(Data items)
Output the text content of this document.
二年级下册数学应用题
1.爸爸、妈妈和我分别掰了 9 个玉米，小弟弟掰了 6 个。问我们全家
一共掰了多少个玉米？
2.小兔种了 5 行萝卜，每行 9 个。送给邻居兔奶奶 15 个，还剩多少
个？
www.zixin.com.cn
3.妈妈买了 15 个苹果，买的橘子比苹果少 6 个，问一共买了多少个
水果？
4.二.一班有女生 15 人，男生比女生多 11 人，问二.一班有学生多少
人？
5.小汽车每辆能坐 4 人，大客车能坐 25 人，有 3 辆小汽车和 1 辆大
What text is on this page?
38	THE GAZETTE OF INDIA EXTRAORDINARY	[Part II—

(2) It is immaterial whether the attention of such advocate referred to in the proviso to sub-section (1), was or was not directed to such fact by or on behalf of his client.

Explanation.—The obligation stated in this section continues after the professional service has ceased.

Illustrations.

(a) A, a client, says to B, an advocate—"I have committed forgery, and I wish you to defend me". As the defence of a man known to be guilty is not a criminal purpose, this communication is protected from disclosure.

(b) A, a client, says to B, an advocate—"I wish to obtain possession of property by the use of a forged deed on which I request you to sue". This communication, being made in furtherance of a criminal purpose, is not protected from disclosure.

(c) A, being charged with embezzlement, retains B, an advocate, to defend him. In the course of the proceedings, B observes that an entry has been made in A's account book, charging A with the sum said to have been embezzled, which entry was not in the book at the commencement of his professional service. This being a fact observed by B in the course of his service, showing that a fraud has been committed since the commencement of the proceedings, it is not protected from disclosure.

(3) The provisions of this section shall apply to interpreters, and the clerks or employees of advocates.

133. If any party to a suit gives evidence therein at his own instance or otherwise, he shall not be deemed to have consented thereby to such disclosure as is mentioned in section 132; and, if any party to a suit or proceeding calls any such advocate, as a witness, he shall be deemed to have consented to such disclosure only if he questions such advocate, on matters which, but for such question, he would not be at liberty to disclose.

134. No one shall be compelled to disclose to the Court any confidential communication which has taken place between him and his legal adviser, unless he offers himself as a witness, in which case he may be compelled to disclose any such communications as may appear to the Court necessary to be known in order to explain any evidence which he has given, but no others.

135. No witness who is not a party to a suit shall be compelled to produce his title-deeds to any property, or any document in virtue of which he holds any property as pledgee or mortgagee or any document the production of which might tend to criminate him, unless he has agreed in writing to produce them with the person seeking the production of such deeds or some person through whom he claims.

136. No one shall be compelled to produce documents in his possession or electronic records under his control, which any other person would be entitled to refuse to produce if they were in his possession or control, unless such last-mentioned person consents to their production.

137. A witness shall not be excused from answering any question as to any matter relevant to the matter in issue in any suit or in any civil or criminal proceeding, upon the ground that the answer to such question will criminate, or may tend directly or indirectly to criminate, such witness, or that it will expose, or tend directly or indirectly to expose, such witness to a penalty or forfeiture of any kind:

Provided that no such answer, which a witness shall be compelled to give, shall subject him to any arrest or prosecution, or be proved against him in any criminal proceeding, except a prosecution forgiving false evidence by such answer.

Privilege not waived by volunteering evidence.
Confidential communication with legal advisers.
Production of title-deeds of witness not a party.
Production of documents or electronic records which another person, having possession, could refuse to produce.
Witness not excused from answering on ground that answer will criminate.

=== Your instructions ===
Copy every line of the entries above in which "answering" occurs.

=== Reply to the task ===
137. A witness shall not be excused from answering any question as to any matter relevant to the matter in issue in any suit or in any civil or criminal proceeding, upon the ground that the answer to such question will criminate, or may tend directly or indirectly to criminate, such witness, or that it will expose, or tend directly or indirectly to expose, such witness to a penalty or forfeiture of any kind:
Witness not excused from answering on ground that answer will criminate.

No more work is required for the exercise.